## EXERCISE GOAL
Go through the listing beneath this task and return every line that carries the string "muriate".

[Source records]
▼

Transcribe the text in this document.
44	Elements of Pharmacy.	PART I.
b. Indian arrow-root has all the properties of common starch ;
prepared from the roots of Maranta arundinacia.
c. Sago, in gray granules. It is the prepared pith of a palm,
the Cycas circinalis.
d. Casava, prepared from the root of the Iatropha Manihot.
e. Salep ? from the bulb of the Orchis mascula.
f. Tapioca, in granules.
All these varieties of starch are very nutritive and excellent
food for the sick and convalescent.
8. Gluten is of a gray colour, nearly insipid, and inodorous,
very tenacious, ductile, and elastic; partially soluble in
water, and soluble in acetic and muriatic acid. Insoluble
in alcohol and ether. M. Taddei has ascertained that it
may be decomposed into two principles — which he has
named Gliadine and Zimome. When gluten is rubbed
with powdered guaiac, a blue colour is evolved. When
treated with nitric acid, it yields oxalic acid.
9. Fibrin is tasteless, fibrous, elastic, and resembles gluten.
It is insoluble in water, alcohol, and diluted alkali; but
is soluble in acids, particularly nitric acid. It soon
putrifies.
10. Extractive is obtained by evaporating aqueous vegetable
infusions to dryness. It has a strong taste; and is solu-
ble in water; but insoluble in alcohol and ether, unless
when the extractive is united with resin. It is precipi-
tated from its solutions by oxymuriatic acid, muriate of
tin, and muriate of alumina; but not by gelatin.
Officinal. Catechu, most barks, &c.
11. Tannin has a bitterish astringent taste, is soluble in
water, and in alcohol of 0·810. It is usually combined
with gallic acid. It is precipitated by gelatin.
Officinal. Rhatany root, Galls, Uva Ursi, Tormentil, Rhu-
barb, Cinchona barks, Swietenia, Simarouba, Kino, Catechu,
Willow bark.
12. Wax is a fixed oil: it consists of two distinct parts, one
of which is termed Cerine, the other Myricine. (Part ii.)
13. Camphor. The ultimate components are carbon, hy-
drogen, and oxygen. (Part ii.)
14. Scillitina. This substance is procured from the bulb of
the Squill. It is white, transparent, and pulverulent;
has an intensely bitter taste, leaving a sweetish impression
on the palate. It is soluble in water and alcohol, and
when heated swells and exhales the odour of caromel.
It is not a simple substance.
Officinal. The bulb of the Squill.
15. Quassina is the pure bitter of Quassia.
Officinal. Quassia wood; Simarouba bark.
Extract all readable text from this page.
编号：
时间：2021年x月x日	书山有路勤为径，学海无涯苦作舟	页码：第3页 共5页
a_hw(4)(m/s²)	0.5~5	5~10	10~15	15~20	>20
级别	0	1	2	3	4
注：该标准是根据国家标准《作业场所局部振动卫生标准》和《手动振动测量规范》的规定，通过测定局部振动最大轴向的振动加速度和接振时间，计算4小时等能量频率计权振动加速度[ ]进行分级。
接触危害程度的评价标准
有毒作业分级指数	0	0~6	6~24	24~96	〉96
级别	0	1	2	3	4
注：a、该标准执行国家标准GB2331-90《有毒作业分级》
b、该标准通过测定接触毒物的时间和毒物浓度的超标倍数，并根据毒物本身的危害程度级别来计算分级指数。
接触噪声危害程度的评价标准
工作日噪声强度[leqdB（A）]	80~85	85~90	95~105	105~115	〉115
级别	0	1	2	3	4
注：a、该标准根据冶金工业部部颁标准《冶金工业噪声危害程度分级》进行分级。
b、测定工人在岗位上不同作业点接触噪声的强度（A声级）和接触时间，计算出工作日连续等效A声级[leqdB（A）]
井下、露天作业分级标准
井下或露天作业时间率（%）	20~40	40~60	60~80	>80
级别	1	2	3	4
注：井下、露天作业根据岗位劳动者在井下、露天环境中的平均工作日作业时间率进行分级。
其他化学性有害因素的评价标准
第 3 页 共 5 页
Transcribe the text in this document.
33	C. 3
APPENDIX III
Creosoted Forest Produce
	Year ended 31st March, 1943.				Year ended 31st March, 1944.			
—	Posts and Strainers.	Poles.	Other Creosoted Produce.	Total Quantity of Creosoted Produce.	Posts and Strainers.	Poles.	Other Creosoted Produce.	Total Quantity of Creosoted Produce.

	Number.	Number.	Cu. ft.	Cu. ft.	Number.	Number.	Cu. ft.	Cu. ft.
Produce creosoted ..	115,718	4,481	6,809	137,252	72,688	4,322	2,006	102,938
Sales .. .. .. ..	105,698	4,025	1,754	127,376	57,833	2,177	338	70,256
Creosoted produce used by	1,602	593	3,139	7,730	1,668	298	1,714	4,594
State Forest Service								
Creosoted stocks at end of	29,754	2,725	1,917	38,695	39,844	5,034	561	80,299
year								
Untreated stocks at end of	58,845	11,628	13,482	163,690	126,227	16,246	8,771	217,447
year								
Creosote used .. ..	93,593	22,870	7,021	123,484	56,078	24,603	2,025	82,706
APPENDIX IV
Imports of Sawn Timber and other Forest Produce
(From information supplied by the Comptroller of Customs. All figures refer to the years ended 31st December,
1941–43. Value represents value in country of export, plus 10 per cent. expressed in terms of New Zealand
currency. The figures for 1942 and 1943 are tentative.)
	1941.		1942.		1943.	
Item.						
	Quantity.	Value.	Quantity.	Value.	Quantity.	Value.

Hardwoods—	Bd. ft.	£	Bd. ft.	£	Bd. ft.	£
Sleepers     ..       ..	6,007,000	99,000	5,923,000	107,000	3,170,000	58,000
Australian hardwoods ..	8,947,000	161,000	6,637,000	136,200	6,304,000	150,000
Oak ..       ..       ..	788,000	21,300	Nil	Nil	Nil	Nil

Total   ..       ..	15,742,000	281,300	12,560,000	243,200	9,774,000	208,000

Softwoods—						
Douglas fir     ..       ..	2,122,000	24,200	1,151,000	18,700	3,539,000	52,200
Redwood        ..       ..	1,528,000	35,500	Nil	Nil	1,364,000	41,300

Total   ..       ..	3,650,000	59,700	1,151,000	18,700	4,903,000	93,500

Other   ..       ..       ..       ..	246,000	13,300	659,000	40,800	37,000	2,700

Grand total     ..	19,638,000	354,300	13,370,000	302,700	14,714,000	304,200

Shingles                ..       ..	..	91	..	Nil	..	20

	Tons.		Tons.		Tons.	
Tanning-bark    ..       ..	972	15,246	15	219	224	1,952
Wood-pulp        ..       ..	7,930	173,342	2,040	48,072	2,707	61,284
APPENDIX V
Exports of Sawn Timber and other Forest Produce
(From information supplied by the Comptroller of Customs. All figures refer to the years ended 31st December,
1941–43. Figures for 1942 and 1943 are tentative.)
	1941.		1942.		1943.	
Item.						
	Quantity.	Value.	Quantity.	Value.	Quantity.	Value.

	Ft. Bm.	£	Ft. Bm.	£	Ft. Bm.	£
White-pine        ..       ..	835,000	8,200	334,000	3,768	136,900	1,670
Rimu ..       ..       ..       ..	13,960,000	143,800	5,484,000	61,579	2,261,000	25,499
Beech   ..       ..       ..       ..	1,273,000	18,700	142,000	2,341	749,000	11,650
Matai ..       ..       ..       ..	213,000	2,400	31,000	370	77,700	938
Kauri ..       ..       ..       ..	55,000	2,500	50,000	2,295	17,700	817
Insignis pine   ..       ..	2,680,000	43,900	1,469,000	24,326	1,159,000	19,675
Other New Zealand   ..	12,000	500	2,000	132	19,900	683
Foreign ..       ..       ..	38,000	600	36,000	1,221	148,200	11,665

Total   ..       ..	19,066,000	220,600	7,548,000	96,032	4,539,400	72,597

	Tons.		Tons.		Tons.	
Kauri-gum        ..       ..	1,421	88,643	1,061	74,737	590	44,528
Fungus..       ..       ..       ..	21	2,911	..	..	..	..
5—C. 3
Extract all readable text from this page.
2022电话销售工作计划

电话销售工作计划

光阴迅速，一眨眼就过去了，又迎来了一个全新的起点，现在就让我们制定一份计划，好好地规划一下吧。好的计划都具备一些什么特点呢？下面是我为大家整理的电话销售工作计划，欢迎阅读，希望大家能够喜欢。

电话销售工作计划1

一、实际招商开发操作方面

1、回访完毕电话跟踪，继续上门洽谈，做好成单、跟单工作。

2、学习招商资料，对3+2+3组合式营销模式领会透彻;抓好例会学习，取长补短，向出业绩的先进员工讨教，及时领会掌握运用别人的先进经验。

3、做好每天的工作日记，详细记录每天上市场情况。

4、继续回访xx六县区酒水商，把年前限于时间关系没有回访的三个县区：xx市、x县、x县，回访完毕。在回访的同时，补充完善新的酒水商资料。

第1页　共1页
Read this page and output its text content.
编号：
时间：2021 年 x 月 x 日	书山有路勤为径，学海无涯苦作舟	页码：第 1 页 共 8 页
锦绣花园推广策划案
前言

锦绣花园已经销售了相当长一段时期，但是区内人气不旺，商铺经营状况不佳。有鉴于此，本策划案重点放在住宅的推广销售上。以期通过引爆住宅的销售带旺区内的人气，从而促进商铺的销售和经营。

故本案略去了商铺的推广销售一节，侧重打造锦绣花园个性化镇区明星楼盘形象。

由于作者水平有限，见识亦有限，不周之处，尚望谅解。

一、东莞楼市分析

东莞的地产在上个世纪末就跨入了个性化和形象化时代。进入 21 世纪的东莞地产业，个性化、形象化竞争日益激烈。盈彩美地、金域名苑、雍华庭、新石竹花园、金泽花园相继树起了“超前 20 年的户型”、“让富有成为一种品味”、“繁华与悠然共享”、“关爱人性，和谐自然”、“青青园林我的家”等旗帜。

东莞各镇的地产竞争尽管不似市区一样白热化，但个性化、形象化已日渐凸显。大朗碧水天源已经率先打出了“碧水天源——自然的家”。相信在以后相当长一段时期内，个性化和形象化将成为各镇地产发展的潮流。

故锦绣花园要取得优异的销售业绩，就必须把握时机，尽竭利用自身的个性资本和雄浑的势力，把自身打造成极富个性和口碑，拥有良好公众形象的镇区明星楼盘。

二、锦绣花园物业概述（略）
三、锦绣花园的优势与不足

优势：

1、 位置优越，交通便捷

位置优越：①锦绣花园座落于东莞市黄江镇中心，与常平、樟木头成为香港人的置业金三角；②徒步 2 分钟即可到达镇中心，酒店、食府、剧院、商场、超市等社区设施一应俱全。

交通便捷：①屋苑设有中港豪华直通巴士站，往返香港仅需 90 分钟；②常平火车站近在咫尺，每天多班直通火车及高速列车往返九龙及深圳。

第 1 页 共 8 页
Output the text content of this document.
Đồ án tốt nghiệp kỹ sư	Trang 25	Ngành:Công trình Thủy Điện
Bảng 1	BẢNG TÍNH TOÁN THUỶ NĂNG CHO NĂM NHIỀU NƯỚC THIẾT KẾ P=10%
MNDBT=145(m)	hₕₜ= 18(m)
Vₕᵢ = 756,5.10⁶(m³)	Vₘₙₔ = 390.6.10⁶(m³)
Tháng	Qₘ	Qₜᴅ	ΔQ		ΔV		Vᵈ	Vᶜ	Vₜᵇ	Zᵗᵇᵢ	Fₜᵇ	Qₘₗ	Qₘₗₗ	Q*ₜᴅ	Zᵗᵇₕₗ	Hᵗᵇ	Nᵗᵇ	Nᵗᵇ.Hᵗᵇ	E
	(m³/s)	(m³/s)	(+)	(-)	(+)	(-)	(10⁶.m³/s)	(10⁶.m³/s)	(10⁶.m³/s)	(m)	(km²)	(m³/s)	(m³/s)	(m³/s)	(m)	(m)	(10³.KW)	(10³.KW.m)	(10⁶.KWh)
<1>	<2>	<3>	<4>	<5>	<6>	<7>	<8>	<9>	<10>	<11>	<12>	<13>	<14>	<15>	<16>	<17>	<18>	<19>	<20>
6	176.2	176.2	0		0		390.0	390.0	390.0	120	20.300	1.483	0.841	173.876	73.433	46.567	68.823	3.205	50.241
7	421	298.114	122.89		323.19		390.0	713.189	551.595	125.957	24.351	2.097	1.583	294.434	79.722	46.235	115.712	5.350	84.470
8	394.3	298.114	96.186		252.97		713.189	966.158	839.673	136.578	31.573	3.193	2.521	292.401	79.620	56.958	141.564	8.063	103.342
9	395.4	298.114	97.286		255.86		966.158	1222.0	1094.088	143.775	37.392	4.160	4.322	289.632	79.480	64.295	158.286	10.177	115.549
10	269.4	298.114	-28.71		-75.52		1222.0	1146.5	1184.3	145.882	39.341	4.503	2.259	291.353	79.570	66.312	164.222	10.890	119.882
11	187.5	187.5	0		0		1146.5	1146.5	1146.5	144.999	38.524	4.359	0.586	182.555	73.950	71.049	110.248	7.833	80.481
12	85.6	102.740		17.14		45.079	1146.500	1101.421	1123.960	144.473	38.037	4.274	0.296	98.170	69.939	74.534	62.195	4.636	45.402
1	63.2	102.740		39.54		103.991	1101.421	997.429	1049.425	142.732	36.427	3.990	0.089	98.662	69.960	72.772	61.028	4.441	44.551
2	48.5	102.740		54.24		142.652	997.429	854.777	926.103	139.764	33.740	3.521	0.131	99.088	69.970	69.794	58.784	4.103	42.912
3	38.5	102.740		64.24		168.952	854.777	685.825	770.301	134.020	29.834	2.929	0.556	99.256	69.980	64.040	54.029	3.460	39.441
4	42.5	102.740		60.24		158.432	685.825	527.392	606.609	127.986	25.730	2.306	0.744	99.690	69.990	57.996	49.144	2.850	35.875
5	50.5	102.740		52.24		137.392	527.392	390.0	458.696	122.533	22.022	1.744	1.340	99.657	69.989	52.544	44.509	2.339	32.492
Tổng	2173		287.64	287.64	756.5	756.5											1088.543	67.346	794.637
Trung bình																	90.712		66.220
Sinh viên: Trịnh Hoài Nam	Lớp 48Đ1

▲

## SOLUTION TO THE EXERCISE
tated from its solutions by oxymuriatic acid, muriate of
tin, and muriate of alumina; but not by gelatin.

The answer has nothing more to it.